### INPUT RECORDS
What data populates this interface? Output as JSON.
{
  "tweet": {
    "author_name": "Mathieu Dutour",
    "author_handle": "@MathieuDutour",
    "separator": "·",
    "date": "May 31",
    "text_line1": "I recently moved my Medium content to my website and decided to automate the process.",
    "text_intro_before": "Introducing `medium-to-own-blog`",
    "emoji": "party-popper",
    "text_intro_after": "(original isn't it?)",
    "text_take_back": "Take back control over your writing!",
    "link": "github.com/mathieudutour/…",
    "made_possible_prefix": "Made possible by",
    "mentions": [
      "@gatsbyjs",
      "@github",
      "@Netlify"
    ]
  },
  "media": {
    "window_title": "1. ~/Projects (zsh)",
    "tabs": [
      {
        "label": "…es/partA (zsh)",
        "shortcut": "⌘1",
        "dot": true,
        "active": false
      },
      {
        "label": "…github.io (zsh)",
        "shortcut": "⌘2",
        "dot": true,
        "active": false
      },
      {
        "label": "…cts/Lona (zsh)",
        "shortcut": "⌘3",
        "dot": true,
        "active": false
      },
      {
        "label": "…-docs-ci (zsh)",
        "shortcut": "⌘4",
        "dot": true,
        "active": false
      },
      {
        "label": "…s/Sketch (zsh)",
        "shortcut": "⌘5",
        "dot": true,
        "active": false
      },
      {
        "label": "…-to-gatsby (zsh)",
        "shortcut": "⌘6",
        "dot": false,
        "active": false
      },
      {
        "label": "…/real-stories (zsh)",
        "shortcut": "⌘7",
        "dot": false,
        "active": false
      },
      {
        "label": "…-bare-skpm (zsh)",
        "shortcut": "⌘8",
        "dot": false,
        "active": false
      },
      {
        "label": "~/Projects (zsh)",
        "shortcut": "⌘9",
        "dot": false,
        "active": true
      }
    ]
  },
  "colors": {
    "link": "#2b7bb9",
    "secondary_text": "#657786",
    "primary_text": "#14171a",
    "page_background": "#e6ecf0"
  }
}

### REQUIREMENTS
Pull every line containing the word "shortcut" out of the entries above.

### EXERCISE RESULT
        "shortcut": "⌘1",
        "shortcut": "⌘2",
        "shortcut": "⌘3",
        "shortcut": "⌘4",
        "shortcut": "⌘5",
        "shortcut": "⌘6",
        "shortcut": "⌘7",
        "shortcut": "⌘8",
        "shortcut": "⌘9",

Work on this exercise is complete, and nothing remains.